◆ Task ◆
Give only the number of lines where "район" occurs.

··· Material for this exercise

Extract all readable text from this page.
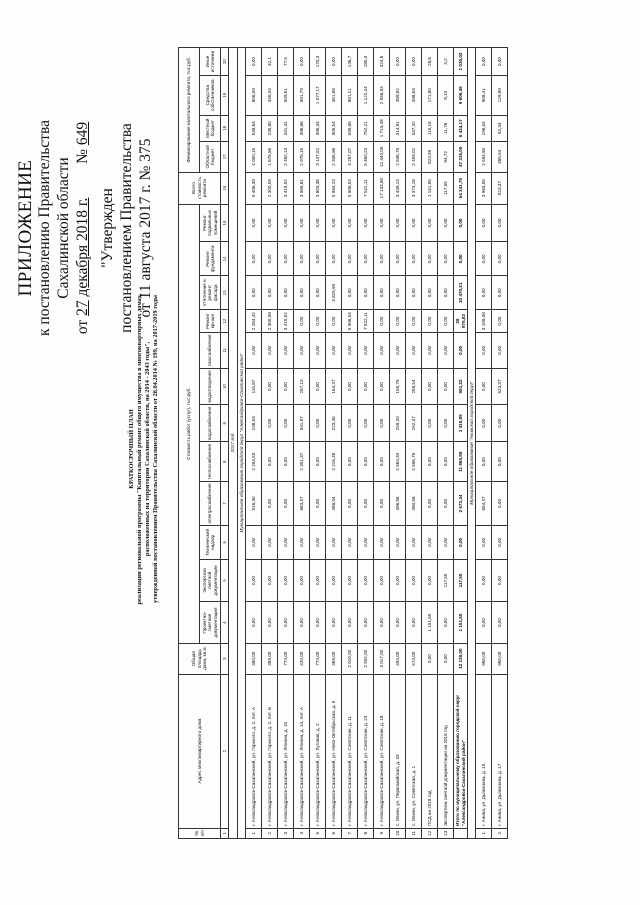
ПРИЛОЖЕНИЕ к постановлению Правительства Сахалинской области
от 27 декабря 2018 г.  № 649
"Утвержден постановлением Правительства от 11 августа 2017 г. № 375
КРАТКОСРОЧНЫЙ ПЛАН реализации региональной программы "Капитальный ремонт общего имущества в многоквартирных домах, расположенных на территории Сахалинской области, на 2014 - 2043 годы", утвержденной постановлением Правительства Сахалинской области от 28.04.2014 № 199, на 2017-2019 годы
№ п/п	Адрес многоквартирного дома	Общая площадь дома, кв.м	Стоимость работ (услуг), тыс.руб.												Всего стоимость ремонта	Финансирование капитального ремонта, тыс.руб.			
			Проектно-сметная документация	Экспертиза сметной документации	Технический надзор	электроснабжения	теплоснабжения	водоснабжения	водоотведения	газоснабжения	Ремонт крыши	Утепление и ремонт фасада	Ремонт фундамента	Ремонт подвальных помещений		Областной бюджет	Местный бюджет	Средства собственников	Иные источники
1	2	3	4	5	6	7	8	9	10	11	12	13	14	15	16	17	18	19	20
2017 год																			
Муниципальное образование городской округ "Александровск-Сахалинский район"																			
1	г. Александровск-Сахалинский, ул. Горького, д. 2, лит. А	380,00	0,00	0,00	0,00	516,30	2 254,53	108,53	115,87	0,00	2 284,42	0,00	0,00	0,00	5 406,39	4 050,16	548,64	806,59	0,00
2	г. Александровск-Сахалинский, ул. Горького, д. 2, лит. Б	389,00	0,00	0,00	0,00	0,00	0,00	0,00	0,00	0,00	2 300,59	0,00	0,00	0,00	2 300,59	1 678,86	235,60	346,04	32,1
3	г. Александровск-Сахалинский, ул. Ленина, д. 10	774,00	0,00	0,00	0,00	0,00	0,00	0,00	0,00	0,00	3 415,52	0,00	0,00	0,00	3 415,52	2 482,14	341,31	509,61	77,5
4	г. Александровск-Сахалинский, ул. Ленина, д. 14, лит. А	420,00	0,00	0,00	0,00	663,57	2 301,37	341,97	257,10	0,00	0,00	0,00	0,00	0,00	3 966,61	2 978,16	396,66	591,79	0,00
5	г. Александровск-Сахалинский, ул. Луговая, д. 2	774,00	0,00	0,00	0,00	0,00	0,00	0,00	0,00	0,00	0,00	0,00	0,00	0,00	3 803,36	3 147,52	395,34	1 077,17	170,3
6	г. Александровск-Сахалинский, ул. Ново-Октябрьская, д. 5	369,00	0,00	0,00	0,00	488,04	2 216,48	223,46	164,37	0,00	0,00	4 825,90	0,00	0,00	5 984,23	2 336,96	305,54	461,88	0,00
7	г. Александровск-Сахалинский, ул. Советская, д. 11	2 010,00	0,00	0,00	0,00	0,00	0,00	0,00	0,00	0,00	5 906,54	0,00	0,00	0,00	5 906,54	4 287,07	590,65	881,21	146,7
8	г. Александровск-Сахалинский, ул. Советская, д. 24	2 932,00	0,00	0,00	0,00	0,00	0,00	0,00	0,00	0,00	7 522,11	0,00	0,00	0,00	7 522,11	5 460,23	752,21	1 122,24	180,0
9	г. Александровск-Сахалинский, ул. Советская, д. 18	3 017,00	0,00	0,00	0,00	0,00	0,00	0,00	0,00	0,00	0,00	0,00	0,00	0,00	17 133,80	12 440,05	1 713,38	2 556,53	424,6
10	с. Мгачи, ул. Первомайская, д. 33	494,00	0,00	0,00	0,00	496,56	2 563,34	259,33	155,75	0,00	0,00	0,00	0,00	0,00	3 449,14	2 546,78	314,91	489,82	0,00
11	с. Мгачи, ул. Советская, д. 1	574,00	0,00	0,00	0,00	490,56	2 596,79	252,37	258,54	0,00	0,00	0,00	0,00	0,00	3 373,18	2 459,02	337,32	498,63	0,00
12	ПСД на 2018 год	0,00	1 151,55	0,00	0,00	0,00	0,00	0,00	0,00	0,00	0,00	0,00	0,00	0,00	1 151,55	823,59	115,16	171,80	28,6
13	Экспертиза сметной документации на 2018 год	0,00	0,00	117,55	0,00	0,00	0,00	0,00	0,00	0,00	0,00	0,00	0,00	0,00	117,55	94,72	11,76	8,10	3,2
	Итого по муниципальному образованию городской округ "Александровск-Сахалинский район"	12 138,00	1 151,55	117,55	0,00	2 673,34	11 865,88	1 410,89	991,22	0,00	39 975,83	10 470,21	0,00	0,00	64 341,75	47 316,05	6 434,17	9 606,49	1 030,02
Муниципальное образование "Анивский городской округ"																			
1	г. Анива, ул. Дьяконова, д. 15	960,00	0,00	0,00	0,00	654,47	0,00	0,00	0,00	0,00	3 108,08	0,00	0,00	0,00	3 963,55	2 594,90	296,04	908,41	0,00
2	г. Анива, ул. Дьяконова, д. 17	960,00	0,00	0,00	0,00	0,00	0,00	0,00	523,37	0,00	0,00	0,00	0,00	0,00	523,37	385,54	52,34	129,89	0,00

······

◆ Expected answer ◆
2